■ **What you have to do**:
Go through the listing and copy every line word for word.

■ **Given records**:
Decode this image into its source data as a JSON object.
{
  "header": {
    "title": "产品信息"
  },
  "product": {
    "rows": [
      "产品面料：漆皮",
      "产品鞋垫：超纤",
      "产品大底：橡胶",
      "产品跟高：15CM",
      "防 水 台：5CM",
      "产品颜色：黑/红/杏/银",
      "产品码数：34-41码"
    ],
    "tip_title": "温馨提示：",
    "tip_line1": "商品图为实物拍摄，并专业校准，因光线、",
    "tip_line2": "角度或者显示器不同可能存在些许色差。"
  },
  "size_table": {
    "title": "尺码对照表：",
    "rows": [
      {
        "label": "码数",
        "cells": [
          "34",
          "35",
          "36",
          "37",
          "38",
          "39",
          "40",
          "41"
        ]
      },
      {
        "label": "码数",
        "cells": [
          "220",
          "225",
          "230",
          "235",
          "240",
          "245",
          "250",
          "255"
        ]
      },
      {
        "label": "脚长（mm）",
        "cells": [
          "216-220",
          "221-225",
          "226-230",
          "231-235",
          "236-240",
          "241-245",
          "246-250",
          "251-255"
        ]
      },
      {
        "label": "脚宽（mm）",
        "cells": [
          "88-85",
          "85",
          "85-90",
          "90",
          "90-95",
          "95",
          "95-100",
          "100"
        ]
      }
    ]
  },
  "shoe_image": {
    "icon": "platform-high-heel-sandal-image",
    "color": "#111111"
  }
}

■ **Solution for this problem**:
Decode this image into its source data as a JSON object.
{
  "header": {
    "title": "产品信息"
  },
  "product": {
    "rows": [
      "产品面料：漆皮",
      "产品鞋垫：超纤",
      "产品大底：橡胶",
      "产品跟高：15CM",
      "防 水 台：5CM",
      "产品颜色：黑/红/杏/银",
      "产品码数：34-41码"
    ],
    "tip_title": "温馨提示：",
    "tip_line1": "商品图为实物拍摄，并专业校准，因光线、",
    "tip_line2": "角度或者显示器不同可能存在些许色差。"
  },
  "size_table": {
    "title": "尺码对照表：",
    "rows": [
      {
        "label": "码数",
        "cells": [
          "34",
          "35",
          "36",
          "37",
          "38",
          "39",
          "40",
          "41"
        ]
      },
      {
        "label": "码数",
        "cells": [
          "220",
          "225",
          "230",
          "235",
          "240",
          "245",
          "250",
          "255"
        ]
      },
      {
        "label": "脚长（mm）",
        "cells": [
          "216-220",
          "221-225",
          "226-230",
          "231-235",
          "236-240",
          "241-245",
          "246-250",
          "251-255"
        ]
      },
      {
        "label": "脚宽（mm）",
        "cells": [
          "88-85",
          "85",
          "85-90",
          "90",
          "90-95",
          "95",
          "95-100",
          "100"
        ]
      }
    ]
  },
  "shoe_image": {
    "icon": "platform-high-heel-sandal-image",
    "color": "#111111"
  }
}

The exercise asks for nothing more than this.